Problem requirements -> Would you extract the whole listing below and retype it exactly?
======== Items ========
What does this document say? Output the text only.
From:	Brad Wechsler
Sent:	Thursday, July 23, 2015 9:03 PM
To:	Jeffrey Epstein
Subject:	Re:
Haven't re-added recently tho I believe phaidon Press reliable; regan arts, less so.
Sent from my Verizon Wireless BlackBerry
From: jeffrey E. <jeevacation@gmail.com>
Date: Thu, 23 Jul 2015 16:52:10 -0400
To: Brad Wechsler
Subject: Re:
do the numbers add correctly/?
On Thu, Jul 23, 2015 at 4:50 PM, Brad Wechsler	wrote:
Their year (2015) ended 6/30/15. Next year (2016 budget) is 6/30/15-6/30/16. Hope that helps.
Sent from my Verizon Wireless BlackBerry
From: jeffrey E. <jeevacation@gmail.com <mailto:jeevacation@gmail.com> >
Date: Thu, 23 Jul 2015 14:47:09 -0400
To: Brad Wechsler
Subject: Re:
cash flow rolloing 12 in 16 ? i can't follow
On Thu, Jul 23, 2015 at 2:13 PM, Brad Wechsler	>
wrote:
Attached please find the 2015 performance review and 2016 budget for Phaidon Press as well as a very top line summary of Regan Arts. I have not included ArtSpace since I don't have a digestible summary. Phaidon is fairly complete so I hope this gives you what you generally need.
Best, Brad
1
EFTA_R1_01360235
========
Exercise solution ->
What does this document say? Output the text only.
From:	Brad Wechsler
Sent:	Thursday, July 23, 2015 9:03 PM
To:	Jeffrey Epstein
Subject:	Re:
Haven't re-added recently tho I believe phaidon Press reliable; regan arts, less so.
Sent from my Verizon Wireless BlackBerry
From: jeffrey E. <jeevacation@gmail.com>
Date: Thu, 23 Jul 2015 16:52:10 -0400
To: Brad Wechsler
Subject: Re:
do the numbers add correctly/?
On Thu, Jul 23, 2015 at 4:50 PM, Brad Wechsler	wrote:
Their year (2015) ended 6/30/15. Next year (2016 budget) is 6/30/15-6/30/16. Hope that helps.
Sent from my Verizon Wireless BlackBerry
From: jeffrey E. <jeevacation@gmail.com <mailto:jeevacation@gmail.com> >
Date: Thu, 23 Jul 2015 14:47:09 -0400
To: Brad Wechsler
Subject: Re:
cash flow rolloing 12 in 16 ? i can't follow
On Thu, Jul 23, 2015 at 2:13 PM, Brad Wechsler	>
wrote:
Attached please find the 2015 performance review and 2016 budget for Phaidon Press as well as a very top line summary of Regan Arts. I have not included ArtSpace since I don't have a digestible summary. Phaidon is fairly complete so I hope this gives you what you generally need.
Best, Brad
1
EFTA_R1_01360235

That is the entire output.